__Task to complete__. Copy all lines below exactly as written. Leave pictures out.

Stored data
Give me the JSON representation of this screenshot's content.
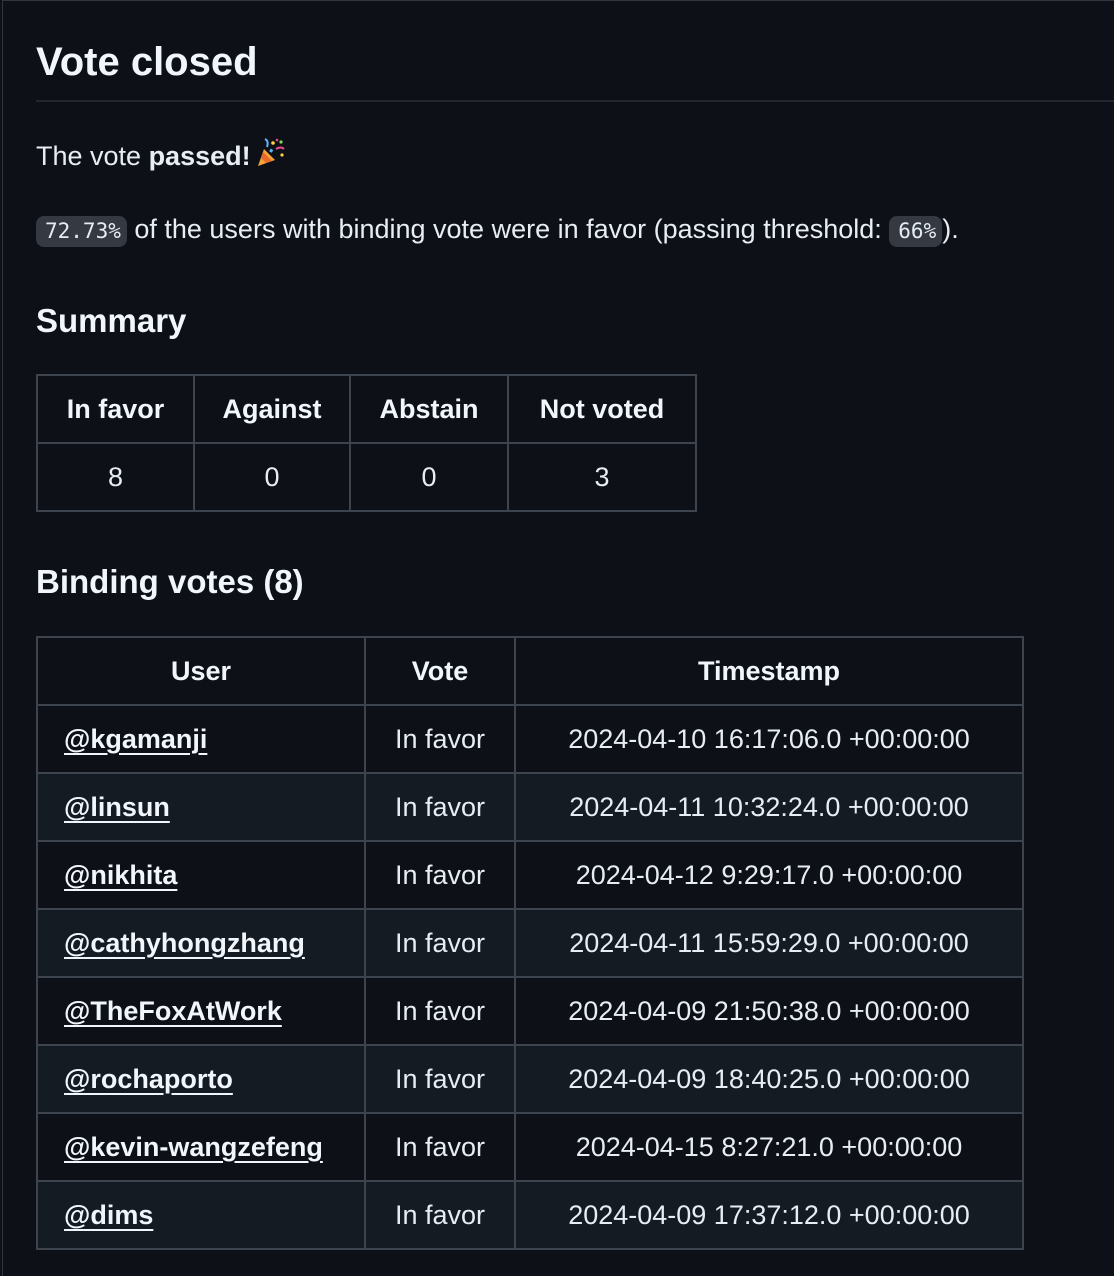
{
  "title": "Vote closed",
  "result": {
    "prefix": "The vote ",
    "status": "passed!",
    "emoji": "party-popper-icon"
  },
  "threshold": {
    "percentage": "72.73%",
    "middle_text": " of the users with binding vote were in favor (passing threshold: ",
    "threshold_value": "66%",
    "suffix": ")."
  },
  "summary": {
    "heading": "Summary",
    "headers": [
      "In favor",
      "Against",
      "Abstain",
      "Not voted"
    ],
    "values": [
      "8",
      "0",
      "0",
      "3"
    ]
  },
  "binding_votes": {
    "heading": "Binding votes (8)",
    "headers": [
      "User",
      "Vote",
      "Timestamp"
    ],
    "rows": [
      {
        "user": "@kgamanji",
        "vote": "In favor",
        "timestamp": "2024-04-10 16:17:06.0 +00:00:00"
      },
      {
        "user": "@linsun",
        "vote": "In favor",
        "timestamp": "2024-04-11 10:32:24.0 +00:00:00"
      },
      {
        "user": "@nikhita",
        "vote": "In favor",
        "timestamp": "2024-04-12 9:29:17.0 +00:00:00"
      },
      {
        "user": "@cathyhongzhang",
        "vote": "In favor",
        "timestamp": "2024-04-11 15:59:29.0 +00:00:00"
      },
      {
        "user": "@TheFoxAtWork",
        "vote": "In favor",
        "timestamp": "2024-04-09 21:50:38.0 +00:00:00"
      },
      {
        "user": "@rochaporto",
        "vote": "In favor",
        "timestamp": "2024-04-09 18:40:25.0 +00:00:00"
      },
      {
        "user": "@kevin-wangzefeng",
        "vote": "In favor",
        "timestamp": "2024-04-15 8:27:21.0 +00:00:00"
      },
      {
        "user": "@dims",
        "vote": "In favor",
        "timestamp": "2024-04-09 17:37:12.0 +00:00:00"
      }
    ]
  }
}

__Exercise solution__.
Give me the JSON representation of this screenshot's content.
{
  "title": "Vote closed",
  "result": {
    "prefix": "The vote ",
    "status": "passed!",
    "emoji": "party-popper-icon"
  },
  "threshold": {
    "percentage": "72.73%",
    "middle_text": " of the users with binding vote were in favor (passing threshold: ",
    "threshold_value": "66%",
    "suffix": ")."
  },
  "summary": {
    "heading": "Summary",
    "headers": [
      "In favor",
      "Against",
      "Abstain",
      "Not voted"
    ],
    "values": [
      "8",
      "0",
      "0",
      "3"
    ]
  },
  "binding_votes": {
    "heading": "Binding votes (8)",
    "headers": [
      "User",
      "Vote",
      "Timestamp"
    ],
    "rows": [
      {
        "user": "@kgamanji",
        "vote": "In favor",
        "timestamp": "2024-04-10 16:17:06.0 +00:00:00"
      },
      {
        "user": "@linsun",
        "vote": "In favor",
        "timestamp": "2024-04-11 10:32:24.0 +00:00:00"
      },
      {
        "user": "@nikhita",
        "vote": "In favor",
        "timestamp": "2024-04-12 9:29:17.0 +00:00:00"
      },
      {
        "user": "@cathyhongzhang",
        "vote": "In favor",
        "timestamp": "2024-04-11 15:59:29.0 +00:00:00"
      },
      {
        "user": "@TheFoxAtWork",
        "vote": "In favor",
        "timestamp": "2024-04-09 21:50:38.0 +00:00:00"
      },
      {
        "user": "@rochaporto",
        "vote": "In favor",
        "timestamp": "2024-04-09 18:40:25.0 +00:00:00"
      },
      {
        "user": "@kevin-wangzefeng",
        "vote": "In favor",
        "timestamp": "2024-04-15 8:27:21.0 +00:00:00"
      },
      {
        "user": "@dims",
        "vote": "In favor",
        "timestamp": "2024-04-09 17:37:12.0 +00:00:00"
      }
    ]
  }
}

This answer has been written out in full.